----- Source data -----

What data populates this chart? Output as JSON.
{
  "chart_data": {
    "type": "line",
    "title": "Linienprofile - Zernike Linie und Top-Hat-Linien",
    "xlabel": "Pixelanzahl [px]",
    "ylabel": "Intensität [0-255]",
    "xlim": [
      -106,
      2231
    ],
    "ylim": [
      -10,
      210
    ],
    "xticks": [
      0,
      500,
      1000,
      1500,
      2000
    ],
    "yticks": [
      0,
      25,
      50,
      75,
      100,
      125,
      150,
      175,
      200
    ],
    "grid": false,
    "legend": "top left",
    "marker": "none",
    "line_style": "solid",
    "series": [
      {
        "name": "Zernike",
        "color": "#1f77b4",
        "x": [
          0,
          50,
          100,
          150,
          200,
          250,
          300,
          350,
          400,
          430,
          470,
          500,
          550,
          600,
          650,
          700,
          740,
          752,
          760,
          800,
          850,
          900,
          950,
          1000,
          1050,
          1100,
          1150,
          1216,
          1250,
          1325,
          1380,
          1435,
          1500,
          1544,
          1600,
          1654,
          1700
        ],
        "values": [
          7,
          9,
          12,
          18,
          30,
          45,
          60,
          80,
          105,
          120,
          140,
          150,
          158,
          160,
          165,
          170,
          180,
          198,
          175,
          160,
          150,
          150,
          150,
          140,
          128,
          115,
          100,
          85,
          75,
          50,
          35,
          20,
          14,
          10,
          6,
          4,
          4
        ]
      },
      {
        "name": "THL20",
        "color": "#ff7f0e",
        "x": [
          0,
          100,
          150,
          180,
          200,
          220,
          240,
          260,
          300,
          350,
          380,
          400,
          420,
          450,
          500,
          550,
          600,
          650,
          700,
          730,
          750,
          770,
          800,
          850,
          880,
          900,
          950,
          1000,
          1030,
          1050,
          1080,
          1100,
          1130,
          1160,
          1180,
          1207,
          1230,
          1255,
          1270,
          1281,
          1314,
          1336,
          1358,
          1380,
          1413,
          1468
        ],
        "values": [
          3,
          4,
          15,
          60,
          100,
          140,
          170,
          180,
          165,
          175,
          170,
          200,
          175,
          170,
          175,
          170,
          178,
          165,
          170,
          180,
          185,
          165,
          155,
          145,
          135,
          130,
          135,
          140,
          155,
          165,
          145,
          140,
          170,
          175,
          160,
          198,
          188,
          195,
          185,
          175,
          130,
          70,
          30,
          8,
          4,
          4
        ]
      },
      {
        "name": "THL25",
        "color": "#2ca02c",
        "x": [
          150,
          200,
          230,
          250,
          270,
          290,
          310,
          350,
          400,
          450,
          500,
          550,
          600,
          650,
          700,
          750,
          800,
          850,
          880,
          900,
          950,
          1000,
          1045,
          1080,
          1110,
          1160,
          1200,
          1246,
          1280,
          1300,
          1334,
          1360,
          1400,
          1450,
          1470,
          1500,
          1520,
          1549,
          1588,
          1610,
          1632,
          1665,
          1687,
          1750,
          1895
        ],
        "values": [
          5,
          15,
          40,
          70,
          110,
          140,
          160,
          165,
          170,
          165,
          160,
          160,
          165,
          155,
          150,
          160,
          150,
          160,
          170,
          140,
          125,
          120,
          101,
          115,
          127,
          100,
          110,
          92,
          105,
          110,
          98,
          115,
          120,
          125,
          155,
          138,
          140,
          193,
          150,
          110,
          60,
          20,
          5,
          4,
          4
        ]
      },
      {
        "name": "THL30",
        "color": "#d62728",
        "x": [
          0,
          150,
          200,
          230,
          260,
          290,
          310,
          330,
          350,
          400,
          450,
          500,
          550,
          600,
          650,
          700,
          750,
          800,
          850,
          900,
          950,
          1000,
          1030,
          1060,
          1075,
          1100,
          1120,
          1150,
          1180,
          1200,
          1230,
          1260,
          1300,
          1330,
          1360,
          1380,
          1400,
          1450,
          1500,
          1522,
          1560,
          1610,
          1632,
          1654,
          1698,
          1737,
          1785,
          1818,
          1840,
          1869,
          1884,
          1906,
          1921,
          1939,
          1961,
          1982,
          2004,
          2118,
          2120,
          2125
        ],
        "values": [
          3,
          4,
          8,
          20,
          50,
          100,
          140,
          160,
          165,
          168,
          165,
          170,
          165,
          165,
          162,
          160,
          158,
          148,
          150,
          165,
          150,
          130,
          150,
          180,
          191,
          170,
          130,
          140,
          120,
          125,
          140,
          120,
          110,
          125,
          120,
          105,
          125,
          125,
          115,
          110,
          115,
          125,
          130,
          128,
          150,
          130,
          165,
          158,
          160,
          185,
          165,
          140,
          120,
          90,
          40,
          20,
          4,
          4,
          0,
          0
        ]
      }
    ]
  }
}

-----

#### What you have to do
All of the entries must be quoted exactly; please include each one.

#### Response
What data populates this chart? Output as JSON.
{
  "chart_data": {
    "type": "line",
    "title": "Linienprofile - Zernike Linie und Top-Hat-Linien",
    "xlabel": "Pixelanzahl [px]",
    "ylabel": "Intensität [0-255]",
    "xlim": [
      -106,
      2231
    ],
    "ylim": [
      -10,
      210
    ],
    "xticks": [
      0,
      500,
      1000,
      1500,
      2000
    ],
    "yticks": [
      0,
      25,
      50,
      75,
      100,
      125,
      150,
      175,
      200
    ],
    "grid": false,
    "legend": "top left",
    "marker": "none",
    "line_style": "solid",
    "series": [
      {
        "name": "Zernike",
        "color": "#1f77b4",
        "x": [
          0,
          50,
          100,
          150,
          200,
          250,
          300,
          350,
          400,
          430,
          470,
          500,
          550,
          600,
          650,
          700,
          740,
          752,
          760,
          800,
          850,
          900,
          950,
          1000,
          1050,
          1100,
          1150,
          1216,
          1250,
          1325,
          1380,
          1435,
          1500,
          1544,
          1600,
          1654,
          1700
        ],
        "values": [
          7,
          9,
          12,
          18,
          30,
          45,
          60,
          80,
          105,
          120,
          140,
          150,
          158,
          160,
          165,
          170,
          180,
          198,
          175,
          160,
          150,
          150,
          150,
          140,
          128,
          115,
          100,
          85,
          75,
          50,
          35,
          20,
          14,
          10,
          6,
          4,
          4
        ]
      },
      {
        "name": "THL20",
        "color": "#ff7f0e",
        "x": [
          0,
          100,
          150,
          180,
          200,
          220,
          240,
          260,
          300,
          350,
          380,
          400,
          420,
          450,
          500,
          550,
          600,
          650,
          700,
          730,
          750,
          770,
          800,
          850,
          880,
          900,
          950,
          1000,
          1030,
          1050,
          1080,
          1100,
          1130,
          1160,
          1180,
          1207,
          1230,
          1255,
          1270,
          1281,
          1314,
          1336,
          1358,
          1380,
          1413,
          1468
        ],
        "values": [
          3,
          4,
          15,
          60,
          100,
          140,
          170,
          180,
          165,
          175,
          170,
          200,
          175,
          170,
          175,
          170,
          178,
          165,
          170,
          180,
          185,
          165,
          155,
          145,
          135,
          130,
          135,
          140,
          155,
          165,
          145,
          140,
          170,
          175,
          160,
          198,
          188,
          195,
          185,
          175,
          130,
          70,
          30,
          8,
          4,
          4
        ]
      },
      {
        "name": "THL25",
        "color": "#2ca02c",
        "x": [
          150,
          200,
          230,
          250,
          270,
          290,
          310,
          350,
          400,
          450,
          500,
          550,
          600,
          650,
          700,
          750,
          800,
          850,
          880,
          900,
          950,
          1000,
          1045,
          1080,
          1110,
          1160,
          1200,
          1246,
          1280,
          1300,
          1334,
          1360,
          1400,
          1450,
          1470,
          1500,
          1520,
          1549,
          1588,
          1610,
          1632,
          1665,
          1687,
          1750,
          1895
        ],
        "values": [
          5,
          15,
          40,
          70,
          110,
          140,
          160,
          165,
          170,
          165,
          160,
          160,
          165,
          155,
          150,
          160,
          150,
          160,
          170,
          140,
          125,
          120,
          101,
          115,
          127,
          100,
          110,
          92,
          105,
          110,
          98,
          115,
          120,
          125,
          155,
          138,
          140,
          193,
          150,
          110,
          60,
          20,
          5,
          4,
          4
        ]
      },
      {
        "name": "THL30",
        "color": "#d62728",
        "x": [
          0,
          150,
          200,
          230,
          260,
          290,
          310,
          330,
          350,
          400,
          450,
          500,
          550,
          600,
          650,
          700,
          750,
          800,
          850,
          900,
          950,
          1000,
          1030,
          1060,
          1075,
          1100,
          1120,
          1150,
          1180,
          1200,
          1230,
          1260,
          1300,
          1330,
          1360,
          1380,
          1400,
          1450,
          1500,
          1522,
          1560,
          1610,
          1632,
          1654,
          1698,
          1737,
          1785,
          1818,
          1840,
          1869,
          1884,
          1906,
          1921,
          1939,
          1961,
          1982,
          2004,
          2118,
          2120,
          2125
        ],
        "values": [
          3,
          4,
          8,
          20,
          50,
          100,
          140,
          160,
          165,
          168,
          165,
          170,
          165,
          165,
          162,
          160,
          158,
          148,
          150,
          165,
          150,
          130,
          150,
          180,
          191,
          170,
          130,
          140,
          120,
          125,
          140,
          120,
          110,
          125,
          120,
          105,
          125,
          125,
          115,
          110,
          115,
          125,
          130,
          128,
          150,
          130,
          165,
          158,
          160,
          185,
          165,
          140,
          120,
          90,
          40,
          20,
          4,
          4,
          0,
          0
        ]
      }
    ]
  }
}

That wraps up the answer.